Prompt> Print the following entries without any change.

(Beginning of Record extracts)

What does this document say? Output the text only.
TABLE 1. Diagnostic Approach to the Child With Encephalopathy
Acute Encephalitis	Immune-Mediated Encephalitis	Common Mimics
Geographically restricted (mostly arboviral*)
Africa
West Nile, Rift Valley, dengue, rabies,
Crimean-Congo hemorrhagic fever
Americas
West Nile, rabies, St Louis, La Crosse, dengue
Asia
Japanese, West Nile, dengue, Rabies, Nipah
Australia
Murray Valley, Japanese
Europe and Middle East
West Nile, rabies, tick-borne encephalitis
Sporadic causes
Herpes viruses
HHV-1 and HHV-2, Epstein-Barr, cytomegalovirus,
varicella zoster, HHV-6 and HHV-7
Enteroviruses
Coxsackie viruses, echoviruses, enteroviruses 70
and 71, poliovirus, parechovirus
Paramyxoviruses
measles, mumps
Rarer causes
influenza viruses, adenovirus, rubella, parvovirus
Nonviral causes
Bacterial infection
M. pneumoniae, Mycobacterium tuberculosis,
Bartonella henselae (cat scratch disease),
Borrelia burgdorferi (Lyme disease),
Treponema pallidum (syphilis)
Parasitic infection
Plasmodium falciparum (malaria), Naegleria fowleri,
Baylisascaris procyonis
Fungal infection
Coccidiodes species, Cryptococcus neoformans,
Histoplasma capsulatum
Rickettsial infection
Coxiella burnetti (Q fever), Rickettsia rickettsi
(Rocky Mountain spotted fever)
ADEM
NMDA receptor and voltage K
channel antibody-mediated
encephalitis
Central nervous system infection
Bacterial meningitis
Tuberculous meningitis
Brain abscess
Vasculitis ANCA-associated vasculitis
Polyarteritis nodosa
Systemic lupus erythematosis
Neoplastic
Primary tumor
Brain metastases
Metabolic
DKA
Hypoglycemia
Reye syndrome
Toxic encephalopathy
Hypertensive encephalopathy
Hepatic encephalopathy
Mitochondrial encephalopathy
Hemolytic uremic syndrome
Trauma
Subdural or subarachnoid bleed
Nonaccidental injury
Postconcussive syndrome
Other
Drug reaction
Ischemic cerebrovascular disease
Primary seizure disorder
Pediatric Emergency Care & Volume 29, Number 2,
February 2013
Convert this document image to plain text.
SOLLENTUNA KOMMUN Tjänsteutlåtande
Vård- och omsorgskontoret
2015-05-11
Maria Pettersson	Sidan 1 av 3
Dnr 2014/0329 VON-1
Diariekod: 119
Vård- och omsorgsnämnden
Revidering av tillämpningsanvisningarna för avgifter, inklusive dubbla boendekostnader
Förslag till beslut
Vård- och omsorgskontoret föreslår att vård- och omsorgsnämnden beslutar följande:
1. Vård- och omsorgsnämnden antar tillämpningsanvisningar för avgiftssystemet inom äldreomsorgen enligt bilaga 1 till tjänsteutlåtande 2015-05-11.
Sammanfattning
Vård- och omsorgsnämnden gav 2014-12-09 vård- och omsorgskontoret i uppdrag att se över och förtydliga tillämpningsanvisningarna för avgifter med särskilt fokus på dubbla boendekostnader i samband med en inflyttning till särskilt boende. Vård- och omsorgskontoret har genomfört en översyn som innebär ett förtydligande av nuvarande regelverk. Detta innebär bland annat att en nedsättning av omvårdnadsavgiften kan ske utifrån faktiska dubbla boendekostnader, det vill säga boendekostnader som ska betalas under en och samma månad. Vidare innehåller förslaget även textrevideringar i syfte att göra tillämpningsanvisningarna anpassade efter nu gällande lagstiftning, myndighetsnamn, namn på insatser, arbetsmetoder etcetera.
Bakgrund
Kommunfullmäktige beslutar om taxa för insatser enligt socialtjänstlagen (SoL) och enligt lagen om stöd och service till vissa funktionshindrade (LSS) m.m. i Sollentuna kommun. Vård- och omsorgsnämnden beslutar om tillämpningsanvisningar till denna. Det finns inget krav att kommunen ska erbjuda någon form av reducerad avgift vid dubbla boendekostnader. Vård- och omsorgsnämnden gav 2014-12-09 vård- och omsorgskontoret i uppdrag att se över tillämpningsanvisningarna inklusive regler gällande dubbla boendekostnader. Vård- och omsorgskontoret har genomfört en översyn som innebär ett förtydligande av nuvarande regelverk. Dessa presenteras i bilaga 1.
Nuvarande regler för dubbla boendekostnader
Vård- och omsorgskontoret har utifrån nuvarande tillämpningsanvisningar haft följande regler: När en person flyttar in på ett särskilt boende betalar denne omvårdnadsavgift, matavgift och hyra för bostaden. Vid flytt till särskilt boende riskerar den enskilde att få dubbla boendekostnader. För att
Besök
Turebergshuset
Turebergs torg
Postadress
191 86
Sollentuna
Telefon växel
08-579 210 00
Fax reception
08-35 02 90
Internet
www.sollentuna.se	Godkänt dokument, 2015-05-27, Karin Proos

(End of Record extracts)

Task output>
What does this document say? Output the text only.
TABLE 1. Diagnostic Approach to the Child With Encephalopathy
Acute Encephalitis	Immune-Mediated Encephalitis	Common Mimics
Geographically restricted (mostly arboviral*)
Africa
West Nile, Rift Valley, dengue, rabies,
Crimean-Congo hemorrhagic fever
Americas
West Nile, rabies, St Louis, La Crosse, dengue
Asia
Japanese, West Nile, dengue, Rabies, Nipah
Australia
Murray Valley, Japanese
Europe and Middle East
West Nile, rabies, tick-borne encephalitis
Sporadic causes
Herpes viruses
HHV-1 and HHV-2, Epstein-Barr, cytomegalovirus,
varicella zoster, HHV-6 and HHV-7
Enteroviruses
Coxsackie viruses, echoviruses, enteroviruses 70
and 71, poliovirus, parechovirus
Paramyxoviruses
measles, mumps
Rarer causes
influenza viruses, adenovirus, rubella, parvovirus
Nonviral causes
Bacterial infection
M. pneumoniae, Mycobacterium tuberculosis,
Bartonella henselae (cat scratch disease),
Borrelia burgdorferi (Lyme disease),
Treponema pallidum (syphilis)
Parasitic infection
Plasmodium falciparum (malaria), Naegleria fowleri,
Baylisascaris procyonis
Fungal infection
Coccidiodes species, Cryptococcus neoformans,
Histoplasma capsulatum
Rickettsial infection
Coxiella burnetti (Q fever), Rickettsia rickettsi
(Rocky Mountain spotted fever)
ADEM
NMDA receptor and voltage K
channel antibody-mediated
encephalitis
Central nervous system infection
Bacterial meningitis
Tuberculous meningitis
Brain abscess
Vasculitis ANCA-associated vasculitis
Polyarteritis nodosa
Systemic lupus erythematosis
Neoplastic
Primary tumor
Brain metastases
Metabolic
DKA
Hypoglycemia
Reye syndrome
Toxic encephalopathy
Hypertensive encephalopathy
Hepatic encephalopathy
Mitochondrial encephalopathy
Hemolytic uremic syndrome
Trauma
Subdural or subarachnoid bleed
Nonaccidental injury
Postconcussive syndrome
Other
Drug reaction
Ischemic cerebrovascular disease
Primary seizure disorder
Pediatric Emergency Care & Volume 29, Number 2,
February 2013
Convert this document image to plain text.
SOLLENTUNA KOMMUN Tjänsteutlåtande
Vård- och omsorgskontoret
2015-05-11
Maria Pettersson	Sidan 1 av 3
Dnr 2014/0329 VON-1
Diariekod: 119
Vård- och omsorgsnämnden
Revidering av tillämpningsanvisningarna för avgifter, inklusive dubbla boendekostnader
Förslag till beslut
Vård- och omsorgskontoret föreslår att vård- och omsorgsnämnden beslutar följande:
1. Vård- och omsorgsnämnden antar tillämpningsanvisningar för avgiftssystemet inom äldreomsorgen enligt bilaga 1 till tjänsteutlåtande 2015-05-11.
Sammanfattning
Vård- och omsorgsnämnden gav 2014-12-09 vård- och omsorgskontoret i uppdrag att se över och förtydliga tillämpningsanvisningarna för avgifter med särskilt fokus på dubbla boendekostnader i samband med en inflyttning till särskilt boende. Vård- och omsorgskontoret har genomfört en översyn som innebär ett förtydligande av nuvarande regelverk. Detta innebär bland annat att en nedsättning av omvårdnadsavgiften kan ske utifrån faktiska dubbla boendekostnader, det vill säga boendekostnader som ska betalas under en och samma månad. Vidare innehåller förslaget även textrevideringar i syfte att göra tillämpningsanvisningarna anpassade efter nu gällande lagstiftning, myndighetsnamn, namn på insatser, arbetsmetoder etcetera.
Bakgrund
Kommunfullmäktige beslutar om taxa för insatser enligt socialtjänstlagen (SoL) och enligt lagen om stöd och service till vissa funktionshindrade (LSS) m.m. i Sollentuna kommun. Vård- och omsorgsnämnden beslutar om tillämpningsanvisningar till denna. Det finns inget krav att kommunen ska erbjuda någon form av reducerad avgift vid dubbla boendekostnader. Vård- och omsorgsnämnden gav 2014-12-09 vård- och omsorgskontoret i uppdrag att se över tillämpningsanvisningarna inklusive regler gällande dubbla boendekostnader. Vård- och omsorgskontoret har genomfört en översyn som innebär ett förtydligande av nuvarande regelverk. Dessa presenteras i bilaga 1.
Nuvarande regler för dubbla boendekostnader
Vård- och omsorgskontoret har utifrån nuvarande tillämpningsanvisningar haft följande regler: När en person flyttar in på ett särskilt boende betalar denne omvårdnadsavgift, matavgift och hyra för bostaden. Vid flytt till särskilt boende riskerar den enskilde att få dubbla boendekostnader. För att
Besök
Turebergshuset
Turebergs torg
Postadress
191 86
Sollentuna
Telefon växel
08-579 210 00
Fax reception
08-35 02 90
Internet
www.sollentuna.se	Godkänt dokument, 2015-05-27, Karin Proos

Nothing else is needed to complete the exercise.